M. Jean-Philippe C. [Assujettissement du constituant d'un trust à l'impôt de solidarité sur la fortune]
Conformité - réserve

Conseil d'État

N° 412031
ECLI : FR : CECHR : 2017 : 412031.20170925
Inédit au recueil Lebon
8ème - 3ème chambres réunies
Mme Emmanuelle Petitdemange, rapporteur
M. Benoît Bohnert, rapporteur public

lecture du lundi 25 septembre 2017
REPUBLIQUE FRANCAISE

AU NOM DU PEUPLE FRANCAIS

Texte intégral
Vu la procédure suivante :

Par un mémoire et deux nouveaux mémoires, enregistrés les 4 juillet, 10 et 30 août 2017 au secrétariat du contentieux du Conseil d'Etat, M. B...A...demande au Conseil d'État, en application de l'article 23-5 de l'ordonnance n° 58-1067 du 7 novembre 1958 et à l'appui de sa requête tendant à l'annulation pour excès de pouvoir des paragraphes nos 60, 70 et 210 des commentaires administratifs publiés le 8 mars 2017 au Bulletin officiel des finances publiques (Bofip) sous la référence BOI-PAT-ISF-30-20-30, de renvoyer au Conseil constitutionnel la question de la conformité aux droits et libertés garantis par la Constitution de l'article 885 G ter et des alinéas 4 et 5 du III de l'article 990 J du code général des impôts.

Vu les autres pièces du dossier ;

Vu :
- la Constitution, notamment son Préambule et son article 61-1 ;
- l'ordonnance n° 58-1067 du 7 novembre 1958 ;
- le code général des impôts, notamment ses articles 885 G ter et 990 J ;
- la loi n° 2911-900 du 29 juillet 2011 ;
- le code de justice administrative ;

Après avoir entendu en séance publique :

- le rapport de Mme Emmanuelle Petitdemange, auditeur,

- les conclusions de M. Benoît Bohnert, rapporteur public.

▶ [Énoncé 1]: Recopiez le passage de la décision du Conseil d'État qui va de « lecture du lundi » jusqu'à « général des impôts. ».
▶ [Énoncé 2]:
Répondez brièvement aux questions suivantes sur la décision du Conseil d'État.
(a) Quel jour a eu lieu la lecture ?
(b) Qui est le rapporteur public ?
(c) Quelles chambres ont été réunies ?

▶ [Données brutes]:
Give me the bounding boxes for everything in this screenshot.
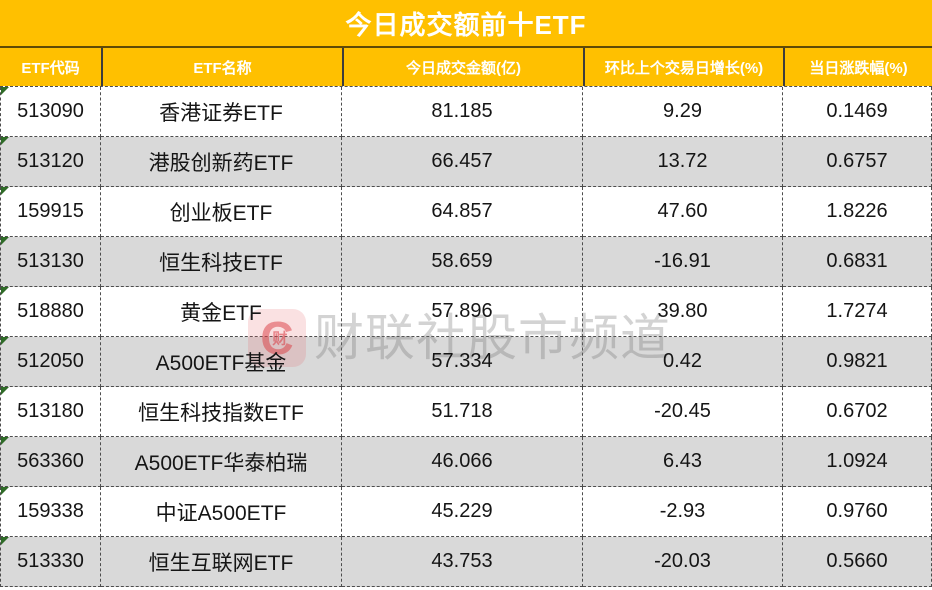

▶ [Réponse rédigée 1]:
lecture du lundi 25 septembre 2017
REPUBLIQUE FRANCAISE

AU NOM DU PEUPLE FRANCAIS

Texte intégral
Vu la procédure suivante :

Par un mémoire et deux nouveaux mémoires, enregistrés les 4 juillet, 10 et 30 août 2017 au secrétariat du contentieux du Conseil d'Etat, M. B...A...demande au Conseil d'État, en application de l'article 23-5 de l'ordonnance n° 58-1067 du 7 novembre 1958 et à l'appui de sa requête tendant à l'annulation pour excès de pouvoir des paragraphes nos 60, 70 et 210 des commentaires administratifs publiés le 8 mars 2017 au Bulletin officiel des finances publiques (Bofip) sous la référence BOI-PAT-ISF-30-20-30, de renvoyer au Conseil constitutionnel la question de la conformité aux droits et libertés garantis par la Constitution de l'article 885 G ter et des alinéas 4 et 5 du III de l'article 990 J du code général des impôts.

▶ [Réponse rédigée 2]:
(a) Le lundi 25 septembre 2017.
(b) M. Benoît Bohnert.
(c) Les 8ème et 3ème chambres.